WRITTEN EXERCISE:
Please copy out, word for word, the stretch of the post on convolutional sequence to sequence from "What are Convolutional" through "g the process.".

SOURCE EXCERPT:
┌──
DEV Community

Divya Kamat
Divya Kamat

Posted on

Convolutional Sequence to Sequence

Recurrent neural networks (RNNs) with LSTM or GRU units are the most prevalent tools for NLP researchers, and provide state of the art results on many different NLP tasks, including language modeling (LM), neural machine translation (NMT), sentiment analysis, and so on. However, a major drawback of RNNs is that since each word in the input sequence are processed sequentially, they are slow to train.

Most recently, Convolutional Neural Networks - traditionally used in solving most of Computer Vision problem, have also found prevalence in tackling problems associated with NLP tasks like Sentence Classification, Text Classification, Sentiment Analysis, Text Summarization, Machine Translation and Answer Relations.
Back in 2017, a team of researchers from Facebook AI research released an interesting paper about Sequence to Sequence learning with Convolutional neural networks(CNNs), where they tried to apply CNNs to problems in Natural Language Processing.

In this post, I’ll try to summarize this paper on how CNN's are being used in machine translation.

What are Convolutional Neural Networks and their effectiveness for NLP?


Convolutional Neural Networks (CNNs) were originally designed to perform deep learning for computer vision tasks, and have proven highly effective. They use the concept of a “convolution”, a sliding window or “filter” that passes over the image, identifying important features and analyzing them one at a time, then reducing them down to their essential characteristics, and repeating the process.

Now, lets see how CNN process can be applied to NLP.
└──
GIVEN ENTRIES:
┌──
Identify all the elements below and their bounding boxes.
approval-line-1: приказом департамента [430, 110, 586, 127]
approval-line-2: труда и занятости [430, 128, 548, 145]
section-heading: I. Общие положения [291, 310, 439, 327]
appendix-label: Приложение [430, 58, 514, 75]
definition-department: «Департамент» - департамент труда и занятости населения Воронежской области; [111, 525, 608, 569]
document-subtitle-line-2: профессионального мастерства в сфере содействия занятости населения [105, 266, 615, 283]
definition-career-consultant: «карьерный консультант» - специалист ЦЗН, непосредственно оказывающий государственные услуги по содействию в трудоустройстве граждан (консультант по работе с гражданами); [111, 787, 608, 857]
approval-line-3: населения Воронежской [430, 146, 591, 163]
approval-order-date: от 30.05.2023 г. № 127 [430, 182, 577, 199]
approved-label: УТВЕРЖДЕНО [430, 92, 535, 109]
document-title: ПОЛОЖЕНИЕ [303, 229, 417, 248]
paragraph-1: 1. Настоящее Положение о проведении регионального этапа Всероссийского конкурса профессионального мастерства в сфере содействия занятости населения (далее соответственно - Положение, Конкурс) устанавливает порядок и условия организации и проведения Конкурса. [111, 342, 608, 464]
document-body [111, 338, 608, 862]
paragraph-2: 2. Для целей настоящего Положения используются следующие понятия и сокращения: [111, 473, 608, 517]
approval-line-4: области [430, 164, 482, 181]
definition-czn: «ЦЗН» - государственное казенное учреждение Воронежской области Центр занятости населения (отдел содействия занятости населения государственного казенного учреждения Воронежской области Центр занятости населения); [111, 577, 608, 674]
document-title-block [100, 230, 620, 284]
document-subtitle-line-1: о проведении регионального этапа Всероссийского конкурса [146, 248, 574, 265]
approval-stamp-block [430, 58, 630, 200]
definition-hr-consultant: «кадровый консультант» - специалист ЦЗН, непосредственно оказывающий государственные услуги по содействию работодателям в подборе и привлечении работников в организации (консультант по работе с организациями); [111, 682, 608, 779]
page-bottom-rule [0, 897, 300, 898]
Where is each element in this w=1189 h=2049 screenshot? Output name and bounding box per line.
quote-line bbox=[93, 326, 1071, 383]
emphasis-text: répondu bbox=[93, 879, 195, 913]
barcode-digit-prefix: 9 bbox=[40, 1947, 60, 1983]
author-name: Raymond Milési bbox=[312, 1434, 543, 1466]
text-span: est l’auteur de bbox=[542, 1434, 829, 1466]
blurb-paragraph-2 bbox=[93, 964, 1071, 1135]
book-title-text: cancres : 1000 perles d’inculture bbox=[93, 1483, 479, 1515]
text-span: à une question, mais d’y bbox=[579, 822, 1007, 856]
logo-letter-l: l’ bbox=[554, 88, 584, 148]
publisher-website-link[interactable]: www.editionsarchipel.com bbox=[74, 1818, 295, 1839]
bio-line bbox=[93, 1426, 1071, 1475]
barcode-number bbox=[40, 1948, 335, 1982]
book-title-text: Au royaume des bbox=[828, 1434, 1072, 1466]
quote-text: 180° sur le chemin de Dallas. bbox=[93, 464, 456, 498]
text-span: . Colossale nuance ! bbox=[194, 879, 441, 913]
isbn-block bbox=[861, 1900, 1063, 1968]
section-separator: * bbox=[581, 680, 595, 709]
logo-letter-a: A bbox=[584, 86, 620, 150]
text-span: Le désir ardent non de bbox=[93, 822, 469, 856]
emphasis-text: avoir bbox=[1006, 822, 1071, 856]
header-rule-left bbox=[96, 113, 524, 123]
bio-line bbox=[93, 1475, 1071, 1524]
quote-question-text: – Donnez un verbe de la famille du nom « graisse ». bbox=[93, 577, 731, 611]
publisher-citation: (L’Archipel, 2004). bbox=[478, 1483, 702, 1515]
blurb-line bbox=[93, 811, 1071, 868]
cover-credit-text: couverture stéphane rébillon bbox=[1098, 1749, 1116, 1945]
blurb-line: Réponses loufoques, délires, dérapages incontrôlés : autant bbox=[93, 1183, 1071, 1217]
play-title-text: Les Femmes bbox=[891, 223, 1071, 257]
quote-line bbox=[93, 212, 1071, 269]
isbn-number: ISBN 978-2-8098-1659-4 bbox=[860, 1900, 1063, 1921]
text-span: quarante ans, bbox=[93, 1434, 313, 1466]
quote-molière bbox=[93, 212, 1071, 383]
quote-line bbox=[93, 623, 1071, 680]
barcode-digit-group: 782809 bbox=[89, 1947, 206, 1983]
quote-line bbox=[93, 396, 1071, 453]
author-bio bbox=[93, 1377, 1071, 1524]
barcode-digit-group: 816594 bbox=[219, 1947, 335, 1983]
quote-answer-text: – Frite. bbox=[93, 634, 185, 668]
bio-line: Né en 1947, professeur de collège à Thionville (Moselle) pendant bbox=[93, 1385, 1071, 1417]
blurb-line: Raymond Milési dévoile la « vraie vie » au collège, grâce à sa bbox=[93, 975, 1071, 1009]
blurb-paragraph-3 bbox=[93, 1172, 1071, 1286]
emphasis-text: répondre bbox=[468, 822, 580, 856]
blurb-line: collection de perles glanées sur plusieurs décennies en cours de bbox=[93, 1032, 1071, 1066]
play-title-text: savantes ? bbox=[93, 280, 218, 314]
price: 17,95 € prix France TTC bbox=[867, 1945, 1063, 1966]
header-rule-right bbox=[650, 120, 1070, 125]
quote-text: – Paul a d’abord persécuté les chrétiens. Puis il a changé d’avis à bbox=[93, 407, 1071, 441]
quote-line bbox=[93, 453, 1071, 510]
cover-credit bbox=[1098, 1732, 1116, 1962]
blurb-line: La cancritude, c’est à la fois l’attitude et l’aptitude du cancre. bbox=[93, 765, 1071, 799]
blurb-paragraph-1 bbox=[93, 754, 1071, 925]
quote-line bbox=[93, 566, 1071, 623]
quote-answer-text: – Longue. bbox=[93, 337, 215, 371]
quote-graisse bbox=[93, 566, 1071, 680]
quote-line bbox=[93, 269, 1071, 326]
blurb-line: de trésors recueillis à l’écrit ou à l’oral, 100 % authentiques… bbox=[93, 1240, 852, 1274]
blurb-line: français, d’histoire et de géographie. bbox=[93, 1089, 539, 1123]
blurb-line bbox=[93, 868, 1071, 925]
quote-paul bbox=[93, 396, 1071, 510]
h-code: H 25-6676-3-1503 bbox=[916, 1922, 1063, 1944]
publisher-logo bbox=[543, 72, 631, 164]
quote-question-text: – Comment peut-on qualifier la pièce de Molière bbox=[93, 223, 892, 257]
└──
EXERCISE ANSWER:
What are Convolutional Neural Networks and their effectiveness for NLP?


Convolutional Neural Networks (CNNs) were originally designed to perform deep learning for computer vision tasks, and have proven highly effective. They use the concept of a “convolution”, a sliding window or “filter” that passes over the image, identifying important features and analyzing them one at a time, then reducing them down to their essential characteristics, and repeating the process.